Repeat the listing in full, word for word.

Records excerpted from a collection

- - - - -

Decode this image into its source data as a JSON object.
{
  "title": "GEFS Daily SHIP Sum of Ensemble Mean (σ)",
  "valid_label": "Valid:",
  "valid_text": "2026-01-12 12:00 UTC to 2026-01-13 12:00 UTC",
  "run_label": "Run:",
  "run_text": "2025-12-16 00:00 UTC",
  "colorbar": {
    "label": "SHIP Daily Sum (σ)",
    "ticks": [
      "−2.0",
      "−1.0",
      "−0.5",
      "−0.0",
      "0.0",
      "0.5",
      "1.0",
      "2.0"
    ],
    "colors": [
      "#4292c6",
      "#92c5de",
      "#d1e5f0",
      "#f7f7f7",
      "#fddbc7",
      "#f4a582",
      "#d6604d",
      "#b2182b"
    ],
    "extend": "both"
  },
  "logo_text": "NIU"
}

- - - - -

=== Answer below ===
Decode this image into its source data as a JSON object.
{
  "title": "GEFS Daily SHIP Sum of Ensemble Mean (σ)",
  "valid_label": "Valid:",
  "valid_text": "2026-01-12 12:00 UTC to 2026-01-13 12:00 UTC",
  "run_label": "Run:",
  "run_text": "2025-12-16 00:00 UTC",
  "colorbar": {
    "label": "SHIP Daily Sum (σ)",
    "ticks": [
      "−2.0",
      "−1.0",
      "−0.5",
      "−0.0",
      "0.0",
      "0.5",
      "1.0",
      "2.0"
    ],
    "colors": [
      "#4292c6",
      "#92c5de",
      "#d1e5f0",
      "#f7f7f7",
      "#fddbc7",
      "#f4a582",
      "#d6604d",
      "#b2182b"
    ],
    "extend": "both"
  },
  "logo_text": "NIU"
}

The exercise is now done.